Images appear in the records below; leave them out and repeat everything else exactly.

--- Records to process ---

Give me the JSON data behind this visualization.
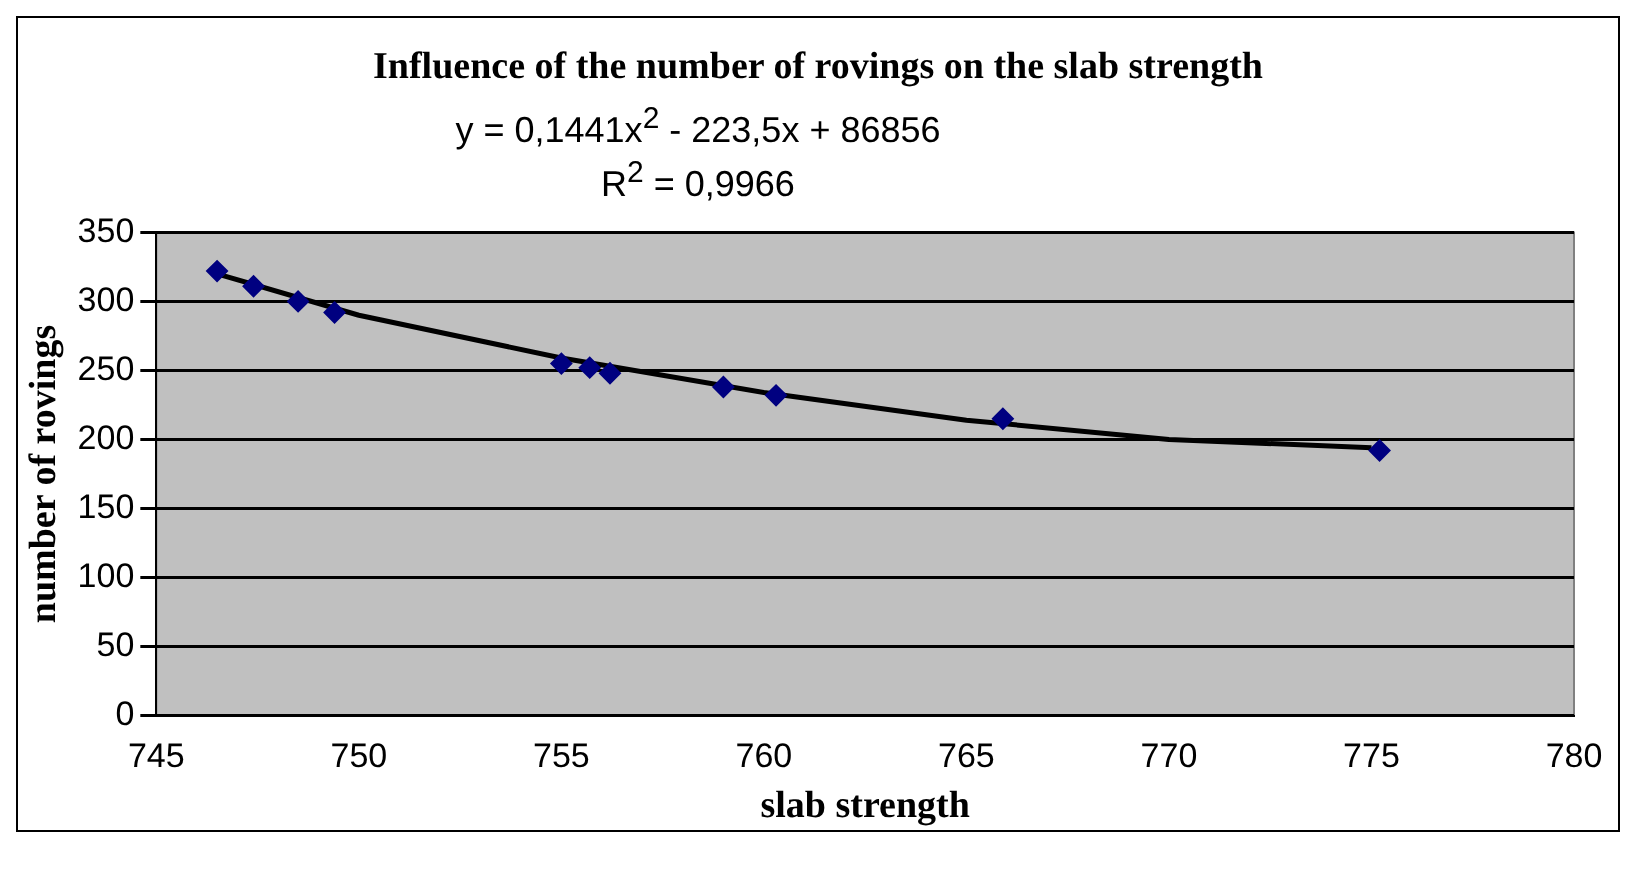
{
  "chart_data": {
    "type": "scatter",
    "title": "Influence of the number of rovings on the slab strength",
    "xlabel": "slab strength",
    "ylabel": "number of rovings",
    "annotations": [
      "y = 0,1441x$^{2}$ - 223,5x + 86856",
      "R$^{2}$ = 0,9966"
    ],
    "series": [
      {
        "color": "#000080",
        "marker": "diamond",
        "x": [
          746.5,
          747.4,
          748.5,
          749.4,
          755.0,
          755.7,
          756.2,
          759.0,
          760.3,
          765.9,
          775.2
        ],
        "values": [
          322,
          311,
          300,
          292,
          255,
          252,
          248,
          238,
          232,
          215,
          192
        ]
      },
      {
        "type": "line",
        "color": "#000000",
        "marker": "none",
        "x": [
          746.5,
          750,
          755,
          760,
          765,
          770,
          775
        ],
        "values": [
          320,
          290,
          259,
          234,
          214,
          200,
          194
        ]
      }
    ],
    "xlim": [
      745,
      780
    ],
    "xticks": [
      745,
      750,
      755,
      760,
      765,
      770,
      775,
      780
    ],
    "ylim": [
      0,
      350
    ],
    "yticks": [
      0,
      50,
      100,
      150,
      200,
      250,
      300,
      350
    ],
    "grid": "y",
    "legend": false
  }
}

---

**Reply to the exercise**:
Give me the JSON data behind this visualization.
{
  "chart_data": {
    "type": "scatter",
    "title": "Influence of the number of rovings on the slab strength",
    "xlabel": "slab strength",
    "ylabel": "number of rovings",
    "annotations": [
      "y = 0,1441x$^{2}$ - 223,5x + 86856",
      "R$^{2}$ = 0,9966"
    ],
    "series": [
      {
        "color": "#000080",
        "marker": "diamond",
        "x": [
          746.5,
          747.4,
          748.5,
          749.4,
          755.0,
          755.7,
          756.2,
          759.0,
          760.3,
          765.9,
          775.2
        ],
        "values": [
          322,
          311,
          300,
          292,
          255,
          252,
          248,
          238,
          232,
          215,
          192
        ]
      },
      {
        "type": "line",
        "color": "#000000",
        "marker": "none",
        "x": [
          746.5,
          750,
          755,
          760,
          765,
          770,
          775
        ],
        "values": [
          320,
          290,
          259,
          234,
          214,
          200,
          194
        ]
      }
    ],
    "xlim": [
      745,
      780
    ],
    "xticks": [
      745,
      750,
      755,
      760,
      765,
      770,
      775,
      780
    ],
    "ylim": [
      0,
      350
    ],
    "yticks": [
      0,
      50,
      100,
      150,
      200,
      250,
      300,
      350
    ],
    "grid": "y",
    "legend": false
  }
}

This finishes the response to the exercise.